» What to produce: Retype the listing from the line containing "26, 339, 41]" up to and including the line containing "column-header-modified-label: 修改日期 bbox=[395, 67, 448, 83]", keeping each line identical.

» Exercise material:
════════════════════

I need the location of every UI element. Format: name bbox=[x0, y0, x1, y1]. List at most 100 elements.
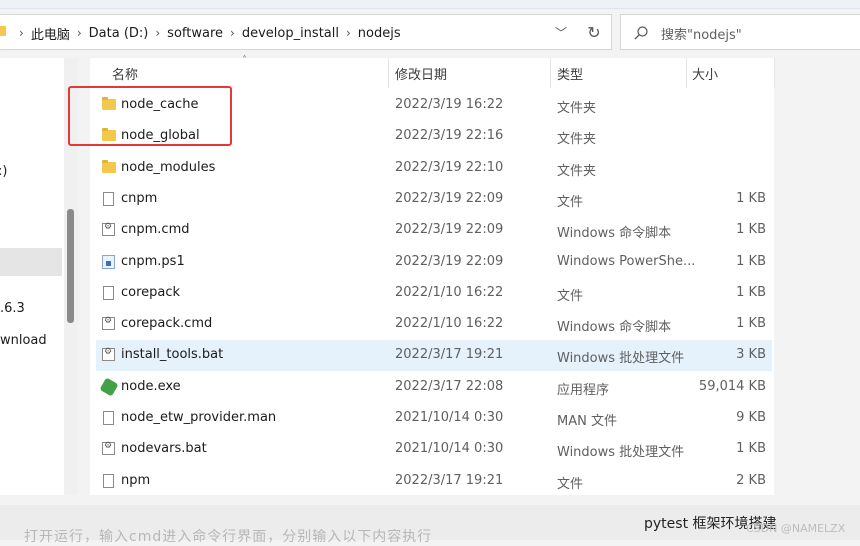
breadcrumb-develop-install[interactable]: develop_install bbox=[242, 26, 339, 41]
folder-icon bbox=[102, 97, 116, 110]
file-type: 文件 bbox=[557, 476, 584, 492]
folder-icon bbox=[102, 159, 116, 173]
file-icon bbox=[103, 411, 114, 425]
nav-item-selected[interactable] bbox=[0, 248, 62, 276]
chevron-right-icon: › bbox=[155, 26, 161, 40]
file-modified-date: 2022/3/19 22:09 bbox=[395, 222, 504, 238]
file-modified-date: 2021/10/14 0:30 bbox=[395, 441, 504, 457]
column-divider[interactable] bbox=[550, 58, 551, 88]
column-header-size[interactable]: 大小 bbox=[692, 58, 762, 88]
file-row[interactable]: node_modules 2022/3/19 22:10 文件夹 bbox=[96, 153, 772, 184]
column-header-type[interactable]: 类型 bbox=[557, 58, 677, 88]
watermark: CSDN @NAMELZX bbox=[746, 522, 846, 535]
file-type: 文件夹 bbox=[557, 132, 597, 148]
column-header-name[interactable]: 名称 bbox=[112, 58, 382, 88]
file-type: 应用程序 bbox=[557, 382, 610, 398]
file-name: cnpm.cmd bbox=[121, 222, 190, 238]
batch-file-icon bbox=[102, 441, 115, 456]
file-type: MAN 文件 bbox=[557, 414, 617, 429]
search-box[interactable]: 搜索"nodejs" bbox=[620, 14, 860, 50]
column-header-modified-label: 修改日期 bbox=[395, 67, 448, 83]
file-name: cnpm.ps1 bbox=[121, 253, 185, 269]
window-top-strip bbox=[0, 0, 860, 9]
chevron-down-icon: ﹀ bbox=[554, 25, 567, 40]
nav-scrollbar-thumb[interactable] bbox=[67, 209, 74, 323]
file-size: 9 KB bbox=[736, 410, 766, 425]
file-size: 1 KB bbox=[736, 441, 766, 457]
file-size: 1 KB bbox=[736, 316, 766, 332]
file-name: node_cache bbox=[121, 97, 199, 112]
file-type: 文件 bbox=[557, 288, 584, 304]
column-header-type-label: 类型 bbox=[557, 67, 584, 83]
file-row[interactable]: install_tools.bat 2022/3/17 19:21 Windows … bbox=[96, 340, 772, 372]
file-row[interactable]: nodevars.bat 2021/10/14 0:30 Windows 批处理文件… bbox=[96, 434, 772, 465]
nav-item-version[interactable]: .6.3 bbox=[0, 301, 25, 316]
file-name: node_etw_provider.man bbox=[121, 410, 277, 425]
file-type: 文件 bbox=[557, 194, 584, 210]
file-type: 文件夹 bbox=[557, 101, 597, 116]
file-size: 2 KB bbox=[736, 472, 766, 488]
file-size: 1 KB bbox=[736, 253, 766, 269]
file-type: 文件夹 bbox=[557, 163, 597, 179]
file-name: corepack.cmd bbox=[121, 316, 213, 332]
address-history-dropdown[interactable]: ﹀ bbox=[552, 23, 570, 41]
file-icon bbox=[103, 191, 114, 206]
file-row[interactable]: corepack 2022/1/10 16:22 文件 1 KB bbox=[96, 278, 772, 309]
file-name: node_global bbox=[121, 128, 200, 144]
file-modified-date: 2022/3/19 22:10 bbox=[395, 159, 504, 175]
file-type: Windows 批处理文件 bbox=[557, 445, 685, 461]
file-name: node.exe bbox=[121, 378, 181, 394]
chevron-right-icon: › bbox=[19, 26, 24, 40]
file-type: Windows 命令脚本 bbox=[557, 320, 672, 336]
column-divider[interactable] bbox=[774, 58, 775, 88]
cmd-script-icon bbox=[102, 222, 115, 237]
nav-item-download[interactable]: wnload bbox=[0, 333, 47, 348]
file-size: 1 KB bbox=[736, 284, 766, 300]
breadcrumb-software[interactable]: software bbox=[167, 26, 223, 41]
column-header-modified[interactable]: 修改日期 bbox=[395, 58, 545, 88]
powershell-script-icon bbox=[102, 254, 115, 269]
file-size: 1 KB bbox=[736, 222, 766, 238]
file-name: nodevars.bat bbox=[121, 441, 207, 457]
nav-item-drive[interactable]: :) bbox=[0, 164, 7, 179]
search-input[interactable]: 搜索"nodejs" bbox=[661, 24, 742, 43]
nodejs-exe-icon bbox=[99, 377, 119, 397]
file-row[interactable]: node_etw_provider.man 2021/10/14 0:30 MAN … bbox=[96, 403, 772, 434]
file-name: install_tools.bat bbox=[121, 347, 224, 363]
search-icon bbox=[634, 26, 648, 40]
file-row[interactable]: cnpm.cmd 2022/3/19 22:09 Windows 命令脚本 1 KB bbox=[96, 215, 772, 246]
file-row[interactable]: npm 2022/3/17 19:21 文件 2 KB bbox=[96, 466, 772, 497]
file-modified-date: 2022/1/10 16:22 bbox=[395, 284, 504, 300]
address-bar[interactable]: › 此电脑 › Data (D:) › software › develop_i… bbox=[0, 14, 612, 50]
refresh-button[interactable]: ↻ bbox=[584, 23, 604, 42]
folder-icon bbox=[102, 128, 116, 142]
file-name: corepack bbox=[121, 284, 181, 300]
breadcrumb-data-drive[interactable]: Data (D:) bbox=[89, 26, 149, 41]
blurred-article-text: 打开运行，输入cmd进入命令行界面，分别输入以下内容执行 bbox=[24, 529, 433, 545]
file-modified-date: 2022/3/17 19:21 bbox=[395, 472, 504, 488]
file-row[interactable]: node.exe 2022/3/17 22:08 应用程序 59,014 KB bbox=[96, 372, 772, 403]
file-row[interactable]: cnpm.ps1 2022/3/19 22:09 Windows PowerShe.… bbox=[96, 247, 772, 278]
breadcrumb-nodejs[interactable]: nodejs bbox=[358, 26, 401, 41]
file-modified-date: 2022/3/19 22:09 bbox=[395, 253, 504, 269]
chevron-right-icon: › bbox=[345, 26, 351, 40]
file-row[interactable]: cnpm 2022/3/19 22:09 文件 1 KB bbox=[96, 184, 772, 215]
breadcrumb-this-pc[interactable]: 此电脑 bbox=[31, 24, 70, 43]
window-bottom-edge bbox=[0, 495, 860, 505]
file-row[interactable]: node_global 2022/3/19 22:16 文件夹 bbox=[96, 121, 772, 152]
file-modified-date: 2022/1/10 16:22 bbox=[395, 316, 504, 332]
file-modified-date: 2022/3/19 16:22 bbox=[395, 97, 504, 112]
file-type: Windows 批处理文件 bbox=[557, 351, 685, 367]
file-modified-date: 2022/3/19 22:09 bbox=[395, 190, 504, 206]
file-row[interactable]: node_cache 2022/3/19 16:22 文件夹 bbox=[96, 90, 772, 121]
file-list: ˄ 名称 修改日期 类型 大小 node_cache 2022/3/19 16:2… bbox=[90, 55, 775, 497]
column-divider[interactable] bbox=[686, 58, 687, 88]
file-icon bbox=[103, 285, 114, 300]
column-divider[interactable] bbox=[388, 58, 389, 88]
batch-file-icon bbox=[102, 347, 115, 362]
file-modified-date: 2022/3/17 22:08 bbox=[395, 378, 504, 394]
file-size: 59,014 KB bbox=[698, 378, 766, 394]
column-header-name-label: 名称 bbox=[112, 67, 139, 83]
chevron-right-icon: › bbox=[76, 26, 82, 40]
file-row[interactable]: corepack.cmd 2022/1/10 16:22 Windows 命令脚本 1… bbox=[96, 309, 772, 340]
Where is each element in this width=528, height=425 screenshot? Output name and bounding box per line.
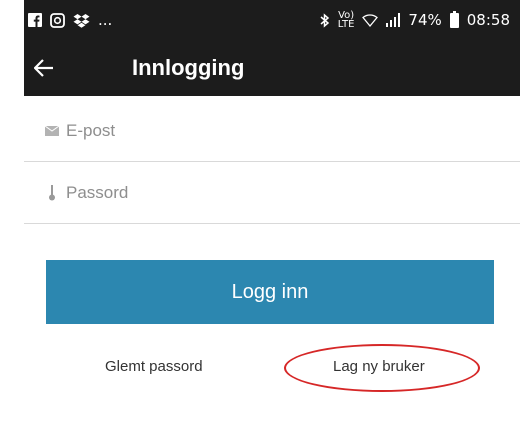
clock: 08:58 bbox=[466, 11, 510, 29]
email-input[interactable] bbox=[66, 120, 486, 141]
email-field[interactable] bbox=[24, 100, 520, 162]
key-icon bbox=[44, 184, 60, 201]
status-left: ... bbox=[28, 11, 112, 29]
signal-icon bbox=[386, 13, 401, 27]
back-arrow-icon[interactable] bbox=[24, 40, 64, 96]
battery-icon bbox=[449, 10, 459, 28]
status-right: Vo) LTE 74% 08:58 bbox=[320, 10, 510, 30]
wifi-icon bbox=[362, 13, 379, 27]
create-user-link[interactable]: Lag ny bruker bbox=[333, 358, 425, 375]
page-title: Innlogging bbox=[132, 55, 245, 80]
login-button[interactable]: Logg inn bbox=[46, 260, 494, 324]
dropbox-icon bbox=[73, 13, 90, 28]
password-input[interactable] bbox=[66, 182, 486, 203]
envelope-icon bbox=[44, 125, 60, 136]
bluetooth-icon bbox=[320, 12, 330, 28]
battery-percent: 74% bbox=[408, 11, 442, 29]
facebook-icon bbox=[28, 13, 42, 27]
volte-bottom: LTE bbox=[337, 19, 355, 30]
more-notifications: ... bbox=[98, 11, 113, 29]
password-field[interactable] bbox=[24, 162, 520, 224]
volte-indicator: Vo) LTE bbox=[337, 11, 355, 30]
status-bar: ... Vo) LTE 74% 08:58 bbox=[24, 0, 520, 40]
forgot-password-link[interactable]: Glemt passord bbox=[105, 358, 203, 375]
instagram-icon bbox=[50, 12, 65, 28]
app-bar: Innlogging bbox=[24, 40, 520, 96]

════════════════════

» Solution to this task:
breadcrumb-develop-install[interactable]: develop_install bbox=[242, 26, 339, 41]
folder-icon bbox=[102, 97, 116, 110]
file-type: 文件 bbox=[557, 476, 584, 492]
folder-icon bbox=[102, 159, 116, 173]
file-icon bbox=[103, 411, 114, 425]
nav-item-selected[interactable] bbox=[0, 248, 62, 276]
chevron-right-icon: › bbox=[155, 26, 161, 40]
file-modified-date: 2022/3/19 22:09 bbox=[395, 222, 504, 238]
file-modified-date: 2021/10/14 0:30 bbox=[395, 441, 504, 457]
column-divider[interactable] bbox=[550, 58, 551, 88]
column-header-size[interactable]: 大小 bbox=[692, 58, 762, 88]
file-row[interactable]: node_modules 2022/3/19 22:10 文件夹 bbox=[96, 153, 772, 184]
column-header-type[interactable]: 类型 bbox=[557, 58, 677, 88]
watermark: CSDN @NAMELZX bbox=[746, 522, 846, 535]
file-type: 文件夹 bbox=[557, 132, 597, 148]
column-header-name[interactable]: 名称 bbox=[112, 58, 382, 88]
file-type: 应用程序 bbox=[557, 382, 610, 398]
file-name: cnpm.cmd bbox=[121, 222, 190, 238]
batch-file-icon bbox=[102, 441, 115, 456]
file-type: MAN 文件 bbox=[557, 414, 617, 429]
search-box[interactable]: 搜索"nodejs" bbox=[620, 14, 860, 50]
column-header-modified-label: 修改日期 bbox=[395, 67, 448, 83]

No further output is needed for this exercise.